▶ **Task details**:
Copy every line of the data below, keeping each character and the line order unchanged.

▶ **Source records**:
════

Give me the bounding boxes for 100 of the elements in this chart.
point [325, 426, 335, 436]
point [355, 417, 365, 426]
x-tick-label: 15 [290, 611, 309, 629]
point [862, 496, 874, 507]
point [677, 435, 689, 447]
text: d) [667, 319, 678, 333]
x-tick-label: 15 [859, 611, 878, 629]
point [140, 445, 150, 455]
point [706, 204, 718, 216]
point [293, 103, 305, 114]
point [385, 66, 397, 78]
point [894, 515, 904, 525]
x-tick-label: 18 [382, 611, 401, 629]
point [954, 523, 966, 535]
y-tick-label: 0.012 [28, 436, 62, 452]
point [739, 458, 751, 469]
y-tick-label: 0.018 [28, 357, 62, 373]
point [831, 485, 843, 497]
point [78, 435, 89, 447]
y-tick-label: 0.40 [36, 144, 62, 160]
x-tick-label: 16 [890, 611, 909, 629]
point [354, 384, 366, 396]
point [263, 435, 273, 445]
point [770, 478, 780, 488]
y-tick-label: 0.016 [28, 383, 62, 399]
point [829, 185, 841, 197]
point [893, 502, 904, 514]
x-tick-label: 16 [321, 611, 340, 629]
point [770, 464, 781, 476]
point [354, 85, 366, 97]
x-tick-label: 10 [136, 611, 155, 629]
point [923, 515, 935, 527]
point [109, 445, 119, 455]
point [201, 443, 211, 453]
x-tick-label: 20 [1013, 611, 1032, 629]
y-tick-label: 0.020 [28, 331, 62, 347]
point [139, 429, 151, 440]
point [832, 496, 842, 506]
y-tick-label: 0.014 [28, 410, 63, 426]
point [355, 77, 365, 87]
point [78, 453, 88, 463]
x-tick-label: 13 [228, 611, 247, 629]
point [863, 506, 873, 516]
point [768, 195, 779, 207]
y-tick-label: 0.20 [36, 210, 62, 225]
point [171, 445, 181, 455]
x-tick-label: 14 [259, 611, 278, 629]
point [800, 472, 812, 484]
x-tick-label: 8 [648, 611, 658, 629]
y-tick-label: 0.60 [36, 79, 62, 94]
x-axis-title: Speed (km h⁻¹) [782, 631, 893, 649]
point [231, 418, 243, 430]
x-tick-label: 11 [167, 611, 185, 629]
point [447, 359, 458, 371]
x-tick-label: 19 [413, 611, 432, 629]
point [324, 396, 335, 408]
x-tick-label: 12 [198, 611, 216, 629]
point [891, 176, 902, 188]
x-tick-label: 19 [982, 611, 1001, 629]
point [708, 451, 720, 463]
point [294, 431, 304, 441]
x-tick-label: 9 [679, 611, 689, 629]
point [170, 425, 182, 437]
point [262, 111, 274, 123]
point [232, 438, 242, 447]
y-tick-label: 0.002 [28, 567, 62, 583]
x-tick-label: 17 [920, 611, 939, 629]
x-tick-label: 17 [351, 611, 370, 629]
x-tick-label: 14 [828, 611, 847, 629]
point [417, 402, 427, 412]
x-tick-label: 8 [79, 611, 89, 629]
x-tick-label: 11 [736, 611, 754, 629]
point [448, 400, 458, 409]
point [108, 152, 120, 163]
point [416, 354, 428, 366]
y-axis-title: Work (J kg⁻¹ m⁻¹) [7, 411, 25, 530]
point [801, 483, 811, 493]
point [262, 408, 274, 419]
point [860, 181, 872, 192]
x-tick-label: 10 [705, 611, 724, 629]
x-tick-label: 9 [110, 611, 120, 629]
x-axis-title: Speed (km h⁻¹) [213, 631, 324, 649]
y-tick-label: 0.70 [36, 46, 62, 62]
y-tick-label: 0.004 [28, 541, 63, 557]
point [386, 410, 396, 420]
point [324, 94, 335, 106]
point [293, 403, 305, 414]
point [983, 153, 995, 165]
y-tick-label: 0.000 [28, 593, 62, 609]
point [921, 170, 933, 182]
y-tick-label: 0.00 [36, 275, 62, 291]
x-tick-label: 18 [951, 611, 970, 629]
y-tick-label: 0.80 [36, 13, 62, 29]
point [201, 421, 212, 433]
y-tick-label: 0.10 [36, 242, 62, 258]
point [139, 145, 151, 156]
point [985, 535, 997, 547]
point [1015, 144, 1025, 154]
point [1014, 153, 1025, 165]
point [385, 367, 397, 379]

════

▶ **Solution for this problem**:
Give me the bounding boxes for 100 of the elements in this chart.
point [325, 426, 335, 436]
point [355, 417, 365, 426]
x-tick-label: 15 [290, 611, 309, 629]
point [862, 496, 874, 507]
point [677, 435, 689, 447]
text: d) [667, 319, 678, 333]
x-tick-label: 15 [859, 611, 878, 629]
point [140, 445, 150, 455]
point [706, 204, 718, 216]
point [293, 103, 305, 114]
point [385, 66, 397, 78]
point [894, 515, 904, 525]
x-tick-label: 18 [382, 611, 401, 629]
point [954, 523, 966, 535]
y-tick-label: 0.012 [28, 436, 62, 452]
point [739, 458, 751, 469]
y-tick-label: 0.018 [28, 357, 62, 373]
point [831, 485, 843, 497]
point [78, 435, 89, 447]
y-tick-label: 0.40 [36, 144, 62, 160]
x-tick-label: 16 [890, 611, 909, 629]
point [354, 384, 366, 396]
point [263, 435, 273, 445]
point [770, 478, 780, 488]
y-tick-label: 0.016 [28, 383, 62, 399]
point [829, 185, 841, 197]
point [893, 502, 904, 514]
x-tick-label: 16 [321, 611, 340, 629]
point [770, 464, 781, 476]
point [354, 85, 366, 97]
x-tick-label: 10 [136, 611, 155, 629]
point [923, 515, 935, 527]
point [109, 445, 119, 455]
point [201, 443, 211, 453]
x-tick-label: 20 [1013, 611, 1032, 629]
y-tick-label: 0.020 [28, 331, 62, 347]
point [139, 429, 151, 440]
point [832, 496, 842, 506]
y-tick-label: 0.014 [28, 410, 63, 426]
point [355, 77, 365, 87]
point [78, 453, 88, 463]
x-tick-label: 13 [228, 611, 247, 629]
point [863, 506, 873, 516]
point [768, 195, 779, 207]
y-tick-label: 0.20 [36, 210, 62, 225]
point [171, 445, 181, 455]
x-tick-label: 14 [259, 611, 278, 629]
point [800, 472, 812, 484]
x-tick-label: 8 [648, 611, 658, 629]
y-tick-label: 0.60 [36, 79, 62, 94]
x-axis-title: Speed (km h⁻¹) [782, 631, 893, 649]
point [231, 418, 243, 430]
x-tick-label: 11 [167, 611, 185, 629]
point [447, 359, 458, 371]
x-tick-label: 19 [413, 611, 432, 629]
point [324, 396, 335, 408]
x-tick-label: 12 [198, 611, 216, 629]
point [891, 176, 902, 188]
x-tick-label: 19 [982, 611, 1001, 629]
point [708, 451, 720, 463]
point [294, 431, 304, 441]
x-tick-label: 9 [679, 611, 689, 629]
point [170, 425, 182, 437]
point [262, 111, 274, 123]
point [232, 438, 242, 447]
y-tick-label: 0.002 [28, 567, 62, 583]
x-tick-label: 17 [920, 611, 939, 629]
x-tick-label: 17 [351, 611, 370, 629]
x-tick-label: 14 [828, 611, 847, 629]
point [417, 402, 427, 412]
x-tick-label: 8 [79, 611, 89, 629]
x-tick-label: 11 [736, 611, 754, 629]
point [448, 400, 458, 409]
point [108, 152, 120, 163]
point [416, 354, 428, 366]
y-axis-title: Work (J kg⁻¹ m⁻¹) [7, 411, 25, 530]
point [801, 483, 811, 493]
point [262, 408, 274, 419]
point [860, 181, 872, 192]
x-tick-label: 10 [705, 611, 724, 629]
x-tick-label: 9 [110, 611, 120, 629]
x-axis-title: Speed (km h⁻¹) [213, 631, 324, 649]
y-tick-label: 0.70 [36, 46, 62, 62]
y-tick-label: 0.004 [28, 541, 63, 557]
point [386, 410, 396, 420]
point [324, 94, 335, 106]
point [293, 403, 305, 414]
point [983, 153, 995, 165]
y-tick-label: 0.000 [28, 593, 62, 609]
point [921, 170, 933, 182]
y-tick-label: 0.00 [36, 275, 62, 291]
x-tick-label: 18 [951, 611, 970, 629]
y-tick-label: 0.80 [36, 13, 62, 29]
point [201, 421, 212, 433]
y-tick-label: 0.10 [36, 242, 62, 258]
point [139, 145, 151, 156]
point [985, 535, 997, 547]
point [1015, 144, 1025, 154]
point [1014, 153, 1025, 165]
point [385, 367, 397, 379]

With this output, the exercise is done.